## [Task statement]
Format the listing below as a numbered list, omitting blank lines and leaving out the pictures.

################

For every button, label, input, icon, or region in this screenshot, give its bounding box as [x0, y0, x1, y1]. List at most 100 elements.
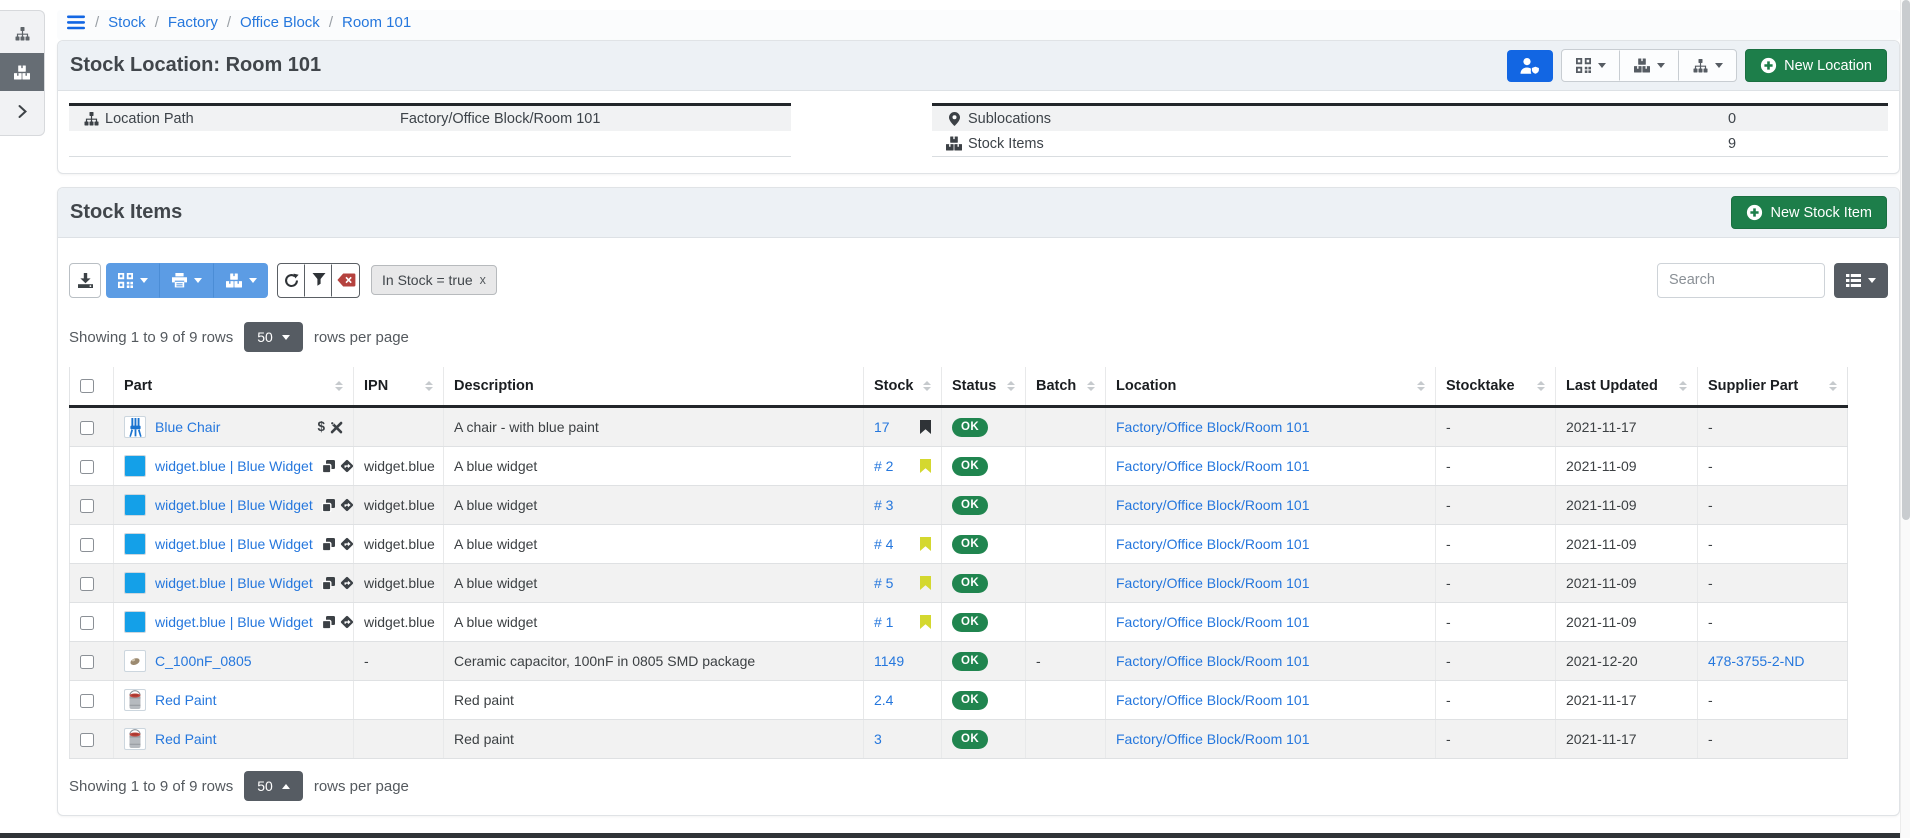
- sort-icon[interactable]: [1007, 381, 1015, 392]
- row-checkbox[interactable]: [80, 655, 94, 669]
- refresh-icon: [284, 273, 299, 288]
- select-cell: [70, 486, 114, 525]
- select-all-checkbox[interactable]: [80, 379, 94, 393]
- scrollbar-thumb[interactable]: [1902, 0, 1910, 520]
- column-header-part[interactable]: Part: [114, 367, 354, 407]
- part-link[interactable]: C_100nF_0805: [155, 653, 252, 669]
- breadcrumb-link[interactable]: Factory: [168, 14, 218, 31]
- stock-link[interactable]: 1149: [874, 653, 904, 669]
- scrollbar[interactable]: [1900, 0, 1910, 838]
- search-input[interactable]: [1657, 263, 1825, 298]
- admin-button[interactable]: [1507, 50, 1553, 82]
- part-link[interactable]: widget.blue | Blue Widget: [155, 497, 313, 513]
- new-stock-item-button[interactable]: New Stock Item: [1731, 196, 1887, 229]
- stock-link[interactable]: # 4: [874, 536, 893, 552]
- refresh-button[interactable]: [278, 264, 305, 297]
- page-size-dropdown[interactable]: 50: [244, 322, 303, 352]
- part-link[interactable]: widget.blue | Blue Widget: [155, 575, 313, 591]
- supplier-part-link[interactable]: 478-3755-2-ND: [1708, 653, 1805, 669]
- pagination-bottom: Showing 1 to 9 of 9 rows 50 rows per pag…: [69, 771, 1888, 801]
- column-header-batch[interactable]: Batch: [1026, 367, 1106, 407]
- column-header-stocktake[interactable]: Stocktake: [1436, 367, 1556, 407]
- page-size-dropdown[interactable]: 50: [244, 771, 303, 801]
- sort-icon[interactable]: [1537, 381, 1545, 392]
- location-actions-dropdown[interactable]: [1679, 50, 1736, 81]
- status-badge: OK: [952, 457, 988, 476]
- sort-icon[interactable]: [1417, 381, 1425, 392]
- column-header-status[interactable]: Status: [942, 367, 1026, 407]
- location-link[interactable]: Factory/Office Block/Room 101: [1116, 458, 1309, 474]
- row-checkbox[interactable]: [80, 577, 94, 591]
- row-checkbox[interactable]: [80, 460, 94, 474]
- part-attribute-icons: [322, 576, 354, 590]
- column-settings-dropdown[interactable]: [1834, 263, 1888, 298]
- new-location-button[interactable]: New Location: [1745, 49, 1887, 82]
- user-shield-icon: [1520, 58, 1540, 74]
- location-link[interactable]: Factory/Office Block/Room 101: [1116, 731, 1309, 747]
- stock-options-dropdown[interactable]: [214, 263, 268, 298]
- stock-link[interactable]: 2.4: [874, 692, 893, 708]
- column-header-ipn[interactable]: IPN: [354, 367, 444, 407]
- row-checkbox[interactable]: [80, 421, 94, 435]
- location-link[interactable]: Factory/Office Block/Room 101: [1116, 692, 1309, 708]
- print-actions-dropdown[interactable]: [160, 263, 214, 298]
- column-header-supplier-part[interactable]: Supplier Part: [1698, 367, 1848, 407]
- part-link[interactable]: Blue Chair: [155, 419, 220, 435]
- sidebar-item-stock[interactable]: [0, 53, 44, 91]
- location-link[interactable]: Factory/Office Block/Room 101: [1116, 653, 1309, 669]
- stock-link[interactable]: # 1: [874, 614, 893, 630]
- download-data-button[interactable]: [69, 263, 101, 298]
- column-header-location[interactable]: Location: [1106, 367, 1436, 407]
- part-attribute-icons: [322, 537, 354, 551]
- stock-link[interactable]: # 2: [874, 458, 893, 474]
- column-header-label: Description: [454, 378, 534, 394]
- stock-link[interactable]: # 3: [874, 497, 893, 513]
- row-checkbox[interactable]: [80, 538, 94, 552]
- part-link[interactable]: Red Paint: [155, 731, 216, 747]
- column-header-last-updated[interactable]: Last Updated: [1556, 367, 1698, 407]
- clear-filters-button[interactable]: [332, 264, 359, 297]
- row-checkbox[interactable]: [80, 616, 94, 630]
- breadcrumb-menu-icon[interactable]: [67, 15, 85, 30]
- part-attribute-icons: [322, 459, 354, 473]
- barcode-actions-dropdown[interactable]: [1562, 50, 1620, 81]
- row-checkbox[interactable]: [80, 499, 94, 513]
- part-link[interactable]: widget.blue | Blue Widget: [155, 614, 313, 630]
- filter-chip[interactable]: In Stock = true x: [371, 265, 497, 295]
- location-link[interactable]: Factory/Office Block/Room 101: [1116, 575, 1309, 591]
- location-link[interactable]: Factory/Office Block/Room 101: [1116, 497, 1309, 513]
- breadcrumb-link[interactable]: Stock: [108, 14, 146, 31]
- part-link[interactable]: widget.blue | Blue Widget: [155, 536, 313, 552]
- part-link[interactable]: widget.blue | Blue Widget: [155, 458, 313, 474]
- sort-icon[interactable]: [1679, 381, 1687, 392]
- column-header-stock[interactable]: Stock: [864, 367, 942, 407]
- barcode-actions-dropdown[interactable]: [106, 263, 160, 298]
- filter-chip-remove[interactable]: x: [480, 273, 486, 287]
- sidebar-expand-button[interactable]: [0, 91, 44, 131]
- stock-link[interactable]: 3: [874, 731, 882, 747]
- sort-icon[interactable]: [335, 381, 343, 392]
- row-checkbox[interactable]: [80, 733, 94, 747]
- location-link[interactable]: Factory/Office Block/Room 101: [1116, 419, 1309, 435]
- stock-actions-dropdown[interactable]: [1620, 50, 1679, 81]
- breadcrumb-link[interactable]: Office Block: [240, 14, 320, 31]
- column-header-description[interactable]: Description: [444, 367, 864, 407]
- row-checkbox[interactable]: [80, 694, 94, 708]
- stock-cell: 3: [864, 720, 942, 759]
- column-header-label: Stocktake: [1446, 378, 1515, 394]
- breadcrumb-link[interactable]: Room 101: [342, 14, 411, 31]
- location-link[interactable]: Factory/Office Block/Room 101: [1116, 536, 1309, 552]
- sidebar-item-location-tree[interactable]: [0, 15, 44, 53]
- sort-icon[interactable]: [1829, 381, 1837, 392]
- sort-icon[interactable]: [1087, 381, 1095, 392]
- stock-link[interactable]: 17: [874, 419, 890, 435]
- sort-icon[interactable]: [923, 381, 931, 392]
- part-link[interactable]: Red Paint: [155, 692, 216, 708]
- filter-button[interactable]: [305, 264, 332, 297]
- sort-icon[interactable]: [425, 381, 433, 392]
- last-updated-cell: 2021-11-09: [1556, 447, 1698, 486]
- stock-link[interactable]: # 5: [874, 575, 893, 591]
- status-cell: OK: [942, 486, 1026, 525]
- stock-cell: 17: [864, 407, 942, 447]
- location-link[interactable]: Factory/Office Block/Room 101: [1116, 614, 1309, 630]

################

## [Output]
1. For every button, label, input, icon, or region in this screenshot, give its bounding box as [x0, y0, x1, y1]. List at most 100 elements.
2. - sort-icon[interactable]: [1007, 381, 1015, 392]
3. - row-checkbox[interactable]: [80, 655, 94, 669]
4. - refresh-icon: [284, 273, 299, 288]
5. - select-cell: [70, 486, 114, 525]
6. - select-all-checkbox[interactable]: [80, 379, 94, 393]
7. - scrollbar-thumb[interactable]: [1902, 0, 1910, 520]
8. - column-header-part[interactable]: Part: [114, 367, 354, 407]
9. - part-link[interactable]: C_100nF_0805: [155, 653, 252, 669]
10. - breadcrumb-link[interactable]: Factory: [168, 14, 218, 31]
11. - stock-link[interactable]: 1149: [874, 653, 904, 669]
12. - scrollbar[interactable]: [1900, 0, 1910, 838]
13. - search-input[interactable]: [1657, 263, 1825, 298]
14. - admin-button[interactable]: [1507, 50, 1553, 82]
15. - part-link[interactable]: widget.blue | Blue Widget: [155, 497, 313, 513]
16. - new-stock-item-button[interactable]: New Stock Item: [1731, 196, 1887, 229]
17. - stock-link[interactable]: # 4: [874, 536, 893, 552]
18. - refresh-button[interactable]: [278, 264, 305, 297]
19. - page-size-dropdown[interactable]: 50: [244, 322, 303, 352]
20. - part-link[interactable]: widget.blue | Blue Widget: [155, 575, 313, 591]
21. - supplier-part-link[interactable]: 478-3755-2-ND: [1708, 653, 1805, 669]
22. - pagination-bottom: Showing 1 to 9 of 9 rows 50 rows per pag…: [69, 771, 1888, 801]
23. - column-header-batch[interactable]: Batch: [1026, 367, 1106, 407]
24. - column-header-stocktake[interactable]: Stocktake: [1436, 367, 1556, 407]
25. - page-size-dropdown[interactable]: 50: [244, 771, 303, 801]
26. - sort-icon[interactable]: [1537, 381, 1545, 392]
27. - location-actions-dropdown[interactable]: [1679, 50, 1736, 81]
28. - status-badge: OK: [952, 457, 988, 476]
29. - sort-icon[interactable]: [1417, 381, 1425, 392]
30. - column-header-status[interactable]: Status: [942, 367, 1026, 407]
31. - location-link[interactable]: Factory/Office Block/Room 101: [1116, 458, 1309, 474]
32. - row-checkbox[interactable]: [80, 577, 94, 591]
33. - row-checkbox[interactable]: [80, 460, 94, 474]
34. - part-attribute-icons: [322, 576, 354, 590]
35. - column-settings-dropdown[interactable]: [1834, 263, 1888, 298]
36. - new-location-button[interactable]: New Location: [1745, 49, 1887, 82]
37. - user-shield-icon: [1520, 58, 1540, 74]
38. - location-link[interactable]: Factory/Office Block/Room 101: [1116, 731, 1309, 747]
39. - stock-options-dropdown[interactable]: [214, 263, 268, 298]
40. - stock-link[interactable]: 2.4: [874, 692, 893, 708]
41. - column-header-ipn[interactable]: IPN: [354, 367, 444, 407]
42. - row-checkbox[interactable]: [80, 421, 94, 435]
43. - location-link[interactable]: Factory/Office Block/Room 101: [1116, 692, 1309, 708]
44. - print-actions-dropdown[interactable]: [160, 263, 214, 298]
45. - column-header-supplier-part[interactable]: Supplier Part: [1698, 367, 1848, 407]
46. - part-link[interactable]: Blue Chair: [155, 419, 220, 435]
47. - sidebar-item-stock[interactable]: [0, 53, 44, 91]
48. - location-link[interactable]: Factory/Office Block/Room 101: [1116, 653, 1309, 669]
49. - stock-link[interactable]: # 1: [874, 614, 893, 630]
50. - download-data-button[interactable]: [69, 263, 101, 298]
51. - column-header-location[interactable]: Location: [1106, 367, 1436, 407]
52. - part-attribute-icons: [322, 537, 354, 551]
53. - stock-link[interactable]: # 2: [874, 458, 893, 474]
54. - column-header-label: Description: [454, 378, 534, 394]
55. - stock-link[interactable]: # 3: [874, 497, 893, 513]
56. - row-checkbox[interactable]: [80, 538, 94, 552]
57. - part-link[interactable]: Red Paint: [155, 731, 216, 747]
58. - column-header-last-updated[interactable]: Last Updated: [1556, 367, 1698, 407]
59. - clear-filters-button[interactable]: [332, 264, 359, 297]
60. - row-checkbox[interactable]: [80, 616, 94, 630]
61. - breadcrumb-menu-icon[interactable]: [67, 15, 85, 30]
62. - part-attribute-icons: [322, 459, 354, 473]
63. - barcode-actions-dropdown[interactable]: [1562, 50, 1620, 81]
64. - row-checkbox[interactable]: [80, 499, 94, 513]
65. - part-link[interactable]: widget.blue | Blue Widget: [155, 614, 313, 630]
66. - filter-chip[interactable]: In Stock = true x: [371, 265, 497, 295]
67. - location-link[interactable]: Factory/Office Block/Room 101: [1116, 575, 1309, 591]
68. - location-link[interactable]: Factory/Office Block/Room 101: [1116, 497, 1309, 513]
69. - breadcrumb-link[interactable]: Stock: [108, 14, 146, 31]
70. - part-link[interactable]: widget.blue | Blue Widget: [155, 536, 313, 552]
71. - part-link[interactable]: widget.blue | Blue Widget: [155, 458, 313, 474]
72. - sort-icon[interactable]: [1679, 381, 1687, 392]
73. - column-header-stock[interactable]: Stock: [864, 367, 942, 407]
74. - barcode-actions-dropdown[interactable]: [106, 263, 160, 298]
75. - filter-chip-remove[interactable]: x: [480, 273, 486, 287]
76. - sidebar-expand-button[interactable]: [0, 91, 44, 131]
77. - stock-link[interactable]: 3: [874, 731, 882, 747]
78. - sort-icon[interactable]: [335, 381, 343, 392]
79. - row-checkbox[interactable]: [80, 733, 94, 747]
80. - location-link[interactable]: Factory/Office Block/Room 101: [1116, 419, 1309, 435]
81. - stock-actions-dropdown[interactable]: [1620, 50, 1679, 81]
82. - breadcrumb-link[interactable]: Office Block: [240, 14, 320, 31]
83. - column-header-description[interactable]: Description: [444, 367, 864, 407]
84. - row-checkbox[interactable]: [80, 694, 94, 708]
85. - stock-cell: 3: [864, 720, 942, 759]
86. - column-header-label: Stocktake: [1446, 378, 1515, 394]
87. - breadcrumb-link[interactable]: Room 101: [342, 14, 411, 31]
88. - location-link[interactable]: Factory/Office Block/Room 101: [1116, 536, 1309, 552]
89. - sidebar-item-location-tree[interactable]: [0, 15, 44, 53]
90. - sort-icon[interactable]: [1829, 381, 1837, 392]
91. - sort-icon[interactable]: [1087, 381, 1095, 392]
92. - stock-link[interactable]: 17: [874, 419, 890, 435]
93. - sort-icon[interactable]: [923, 381, 931, 392]
94. - part-link[interactable]: Red Paint: [155, 692, 216, 708]
95. - filter-button[interactable]: [305, 264, 332, 297]
96. - sort-icon[interactable]: [425, 381, 433, 392]
97. - last-updated-cell: 2021-11-09: [1556, 447, 1698, 486]
98. - stock-link[interactable]: # 5: [874, 575, 893, 591]
99. - status-cell: OK: [942, 486, 1026, 525]
100. - stock-cell: 17: [864, 407, 942, 447]
101. - location-link[interactable]: Factory/Office Block/Room 101: [1116, 614, 1309, 630]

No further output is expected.